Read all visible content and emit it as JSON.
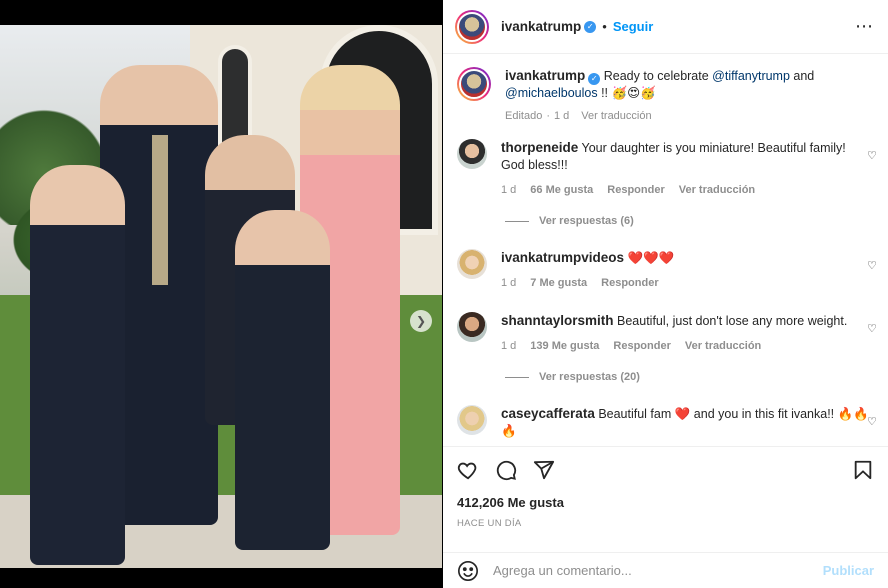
{
  "header": {
    "username": "ivankatrump",
    "separator": "•",
    "follow_label": "Seguir",
    "more_icon": "⋯"
  },
  "caption": {
    "username": "ivankatrump",
    "text_before": " Ready to celebrate ",
    "mention1": "@tiffanytrump",
    "text_mid": " and",
    "mention2": "@michaelboulos",
    "text_after": " !! 🥳😍🥳",
    "edited": "Editado",
    "dot": "·",
    "time": "1 d",
    "translate": "Ver traducción"
  },
  "comments": [
    {
      "username": "thorpeneide",
      "text": "Your daughter is you miniature! Beautiful family! God bless!!!",
      "time": "1 d",
      "likes": "66 Me gusta",
      "reply": "Responder",
      "translate": "Ver traducción",
      "replies": "Ver respuestas (6)"
    },
    {
      "username": "ivankatrumpvideos",
      "text": "❤️❤️❤️",
      "time": "1 d",
      "likes": "7 Me gusta",
      "reply": "Responder"
    },
    {
      "username": "shanntaylorsmith",
      "text": "Beautiful, just don't lose any more weight.",
      "time": "1 d",
      "likes": "139 Me gusta",
      "reply": "Responder",
      "translate": "Ver traducción",
      "replies": "Ver respuestas (20)"
    },
    {
      "username": "caseycafferata",
      "text_before": "Beautiful fam ",
      "heart": "❤️",
      "text_after": " and you in this fit ivanka!! 🔥🔥🔥"
    }
  ],
  "actions": {
    "likes": "412,206 Me gusta",
    "ago": "HACE UN DÍA"
  },
  "compose": {
    "placeholder": "Agrega un comentario...",
    "post_label": "Publicar"
  },
  "colors": {
    "link": "#0095f6",
    "mention": "#00376b",
    "verified": "#3897f0"
  }
}
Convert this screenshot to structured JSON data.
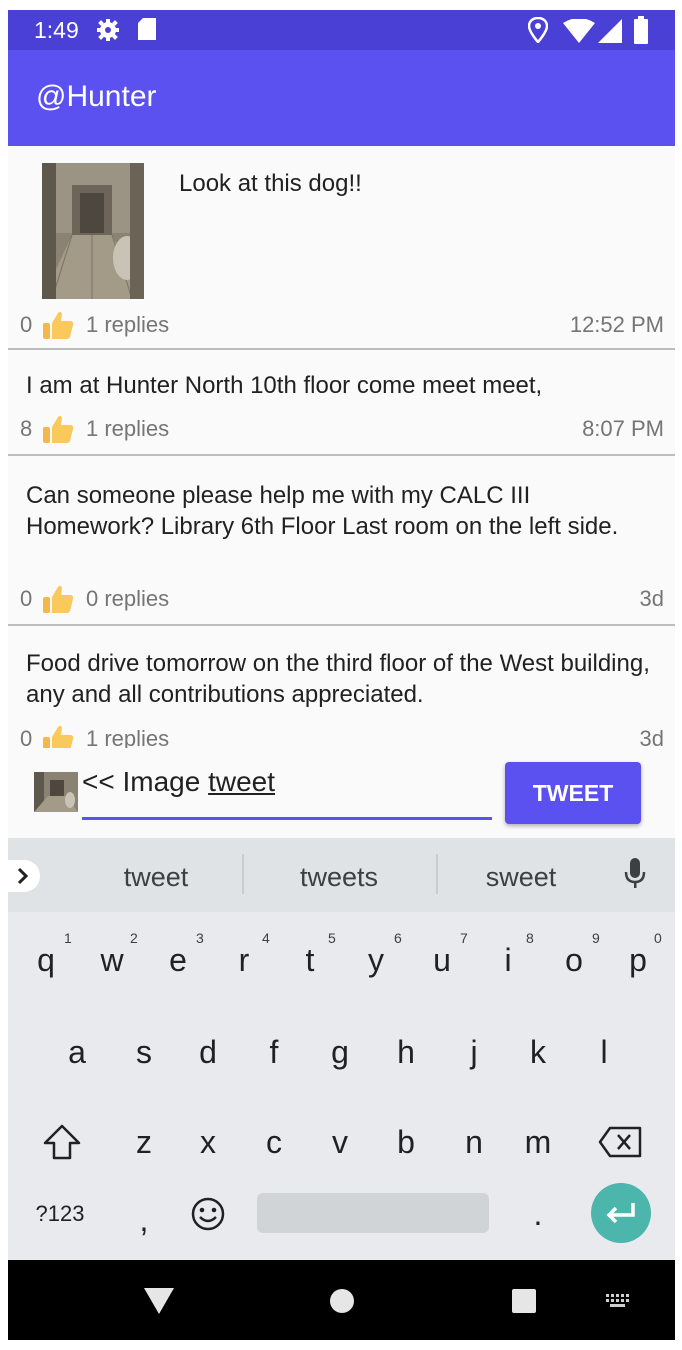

◇ ◇ ◇ ◇ ◇ ◇ ◇

[INSTRUCTIONS TO FOLLOW]
Copy all lines in the listing above where the string "replies" appears.

[EXERCISE RESULT]
      "replies": "Ver respuestas (6)"
      "replies": "Ver respuestas (20)"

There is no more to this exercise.